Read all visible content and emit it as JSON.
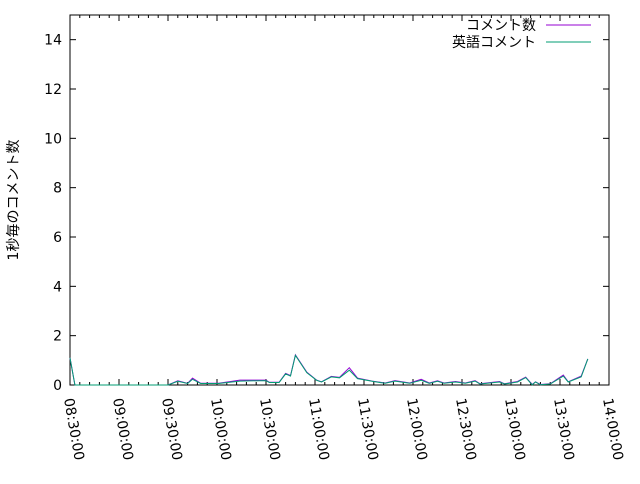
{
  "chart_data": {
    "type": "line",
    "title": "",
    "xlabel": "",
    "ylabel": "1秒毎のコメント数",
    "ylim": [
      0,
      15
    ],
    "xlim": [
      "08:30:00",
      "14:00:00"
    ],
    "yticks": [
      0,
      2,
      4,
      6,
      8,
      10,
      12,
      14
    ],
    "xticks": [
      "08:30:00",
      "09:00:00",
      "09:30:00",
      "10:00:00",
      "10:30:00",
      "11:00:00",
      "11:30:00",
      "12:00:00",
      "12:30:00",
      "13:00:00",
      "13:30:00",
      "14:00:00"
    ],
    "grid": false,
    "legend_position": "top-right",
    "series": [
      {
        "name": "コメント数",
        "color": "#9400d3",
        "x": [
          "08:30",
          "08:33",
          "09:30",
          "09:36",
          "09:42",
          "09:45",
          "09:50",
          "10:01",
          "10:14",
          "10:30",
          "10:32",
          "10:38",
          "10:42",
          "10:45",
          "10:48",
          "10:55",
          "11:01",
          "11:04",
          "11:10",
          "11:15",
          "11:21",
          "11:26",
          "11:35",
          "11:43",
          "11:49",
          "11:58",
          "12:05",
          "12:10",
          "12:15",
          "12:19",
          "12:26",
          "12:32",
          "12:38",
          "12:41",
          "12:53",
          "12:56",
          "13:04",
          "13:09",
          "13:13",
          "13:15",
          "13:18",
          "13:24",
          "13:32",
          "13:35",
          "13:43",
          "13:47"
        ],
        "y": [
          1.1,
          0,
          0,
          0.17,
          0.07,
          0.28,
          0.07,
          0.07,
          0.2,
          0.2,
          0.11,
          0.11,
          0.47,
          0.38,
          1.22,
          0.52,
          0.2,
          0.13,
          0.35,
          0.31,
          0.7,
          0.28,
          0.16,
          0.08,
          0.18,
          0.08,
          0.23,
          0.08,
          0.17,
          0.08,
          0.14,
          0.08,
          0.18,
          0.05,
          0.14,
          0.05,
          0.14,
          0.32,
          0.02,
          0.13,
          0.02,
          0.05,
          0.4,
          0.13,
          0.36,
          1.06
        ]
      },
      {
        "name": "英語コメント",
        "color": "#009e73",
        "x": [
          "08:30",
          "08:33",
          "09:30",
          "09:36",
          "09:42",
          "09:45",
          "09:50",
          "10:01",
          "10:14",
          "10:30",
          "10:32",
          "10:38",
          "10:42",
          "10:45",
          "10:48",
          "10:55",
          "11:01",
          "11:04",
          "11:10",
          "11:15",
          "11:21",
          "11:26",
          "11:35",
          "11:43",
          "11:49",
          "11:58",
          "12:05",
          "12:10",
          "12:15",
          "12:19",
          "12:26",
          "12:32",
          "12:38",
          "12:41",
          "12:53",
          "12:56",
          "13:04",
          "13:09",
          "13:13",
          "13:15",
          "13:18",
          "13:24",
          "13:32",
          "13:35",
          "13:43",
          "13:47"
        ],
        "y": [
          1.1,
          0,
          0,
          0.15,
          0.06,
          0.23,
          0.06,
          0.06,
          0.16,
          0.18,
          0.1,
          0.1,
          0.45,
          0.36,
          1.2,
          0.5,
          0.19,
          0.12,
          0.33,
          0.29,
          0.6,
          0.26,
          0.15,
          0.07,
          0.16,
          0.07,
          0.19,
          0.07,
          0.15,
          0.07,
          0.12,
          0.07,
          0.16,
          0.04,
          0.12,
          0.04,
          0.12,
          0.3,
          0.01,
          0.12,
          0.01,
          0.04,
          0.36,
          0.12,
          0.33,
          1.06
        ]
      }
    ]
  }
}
------
## What you are asked to do
Copy each line in full and exactly, omitting any picture.

## Response to this exercise
Read all visible content and emit it as JSON.
{
  "chart_data": {
    "type": "line",
    "title": "",
    "xlabel": "",
    "ylabel": "1秒毎のコメント数",
    "ylim": [
      0,
      15
    ],
    "xlim": [
      "08:30:00",
      "14:00:00"
    ],
    "yticks": [
      0,
      2,
      4,
      6,
      8,
      10,
      12,
      14
    ],
    "xticks": [
      "08:30:00",
      "09:00:00",
      "09:30:00",
      "10:00:00",
      "10:30:00",
      "11:00:00",
      "11:30:00",
      "12:00:00",
      "12:30:00",
      "13:00:00",
      "13:30:00",
      "14:00:00"
    ],
    "grid": false,
    "legend_position": "top-right",
    "series": [
      {
        "name": "コメント数",
        "color": "#9400d3",
        "x": [
          "08:30",
          "08:33",
          "09:30",
          "09:36",
          "09:42",
          "09:45",
          "09:50",
          "10:01",
          "10:14",
          "10:30",
          "10:32",
          "10:38",
          "10:42",
          "10:45",
          "10:48",
          "10:55",
          "11:01",
          "11:04",
          "11:10",
          "11:15",
          "11:21",
          "11:26",
          "11:35",
          "11:43",
          "11:49",
          "11:58",
          "12:05",
          "12:10",
          "12:15",
          "12:19",
          "12:26",
          "12:32",
          "12:38",
          "12:41",
          "12:53",
          "12:56",
          "13:04",
          "13:09",
          "13:13",
          "13:15",
          "13:18",
          "13:24",
          "13:32",
          "13:35",
          "13:43",
          "13:47"
        ],
        "y": [
          1.1,
          0,
          0,
          0.17,
          0.07,
          0.28,
          0.07,
          0.07,
          0.2,
          0.2,
          0.11,
          0.11,
          0.47,
          0.38,
          1.22,
          0.52,
          0.2,
          0.13,
          0.35,
          0.31,
          0.7,
          0.28,
          0.16,
          0.08,
          0.18,
          0.08,
          0.23,
          0.08,
          0.17,
          0.08,
          0.14,
          0.08,
          0.18,
          0.05,
          0.14,
          0.05,
          0.14,
          0.32,
          0.02,
          0.13,
          0.02,
          0.05,
          0.4,
          0.13,
          0.36,
          1.06
        ]
      },
      {
        "name": "英語コメント",
        "color": "#009e73",
        "x": [
          "08:30",
          "08:33",
          "09:30",
          "09:36",
          "09:42",
          "09:45",
          "09:50",
          "10:01",
          "10:14",
          "10:30",
          "10:32",
          "10:38",
          "10:42",
          "10:45",
          "10:48",
          "10:55",
          "11:01",
          "11:04",
          "11:10",
          "11:15",
          "11:21",
          "11:26",
          "11:35",
          "11:43",
          "11:49",
          "11:58",
          "12:05",
          "12:10",
          "12:15",
          "12:19",
          "12:26",
          "12:32",
          "12:38",
          "12:41",
          "12:53",
          "12:56",
          "13:04",
          "13:09",
          "13:13",
          "13:15",
          "13:18",
          "13:24",
          "13:32",
          "13:35",
          "13:43",
          "13:47"
        ],
        "y": [
          1.1,
          0,
          0,
          0.15,
          0.06,
          0.23,
          0.06,
          0.06,
          0.16,
          0.18,
          0.1,
          0.1,
          0.45,
          0.36,
          1.2,
          0.5,
          0.19,
          0.12,
          0.33,
          0.29,
          0.6,
          0.26,
          0.15,
          0.07,
          0.16,
          0.07,
          0.19,
          0.07,
          0.15,
          0.07,
          0.12,
          0.07,
          0.16,
          0.04,
          0.12,
          0.04,
          0.12,
          0.3,
          0.01,
          0.12,
          0.01,
          0.04,
          0.36,
          0.12,
          0.33,
          1.06
        ]
      }
    ]
  }
}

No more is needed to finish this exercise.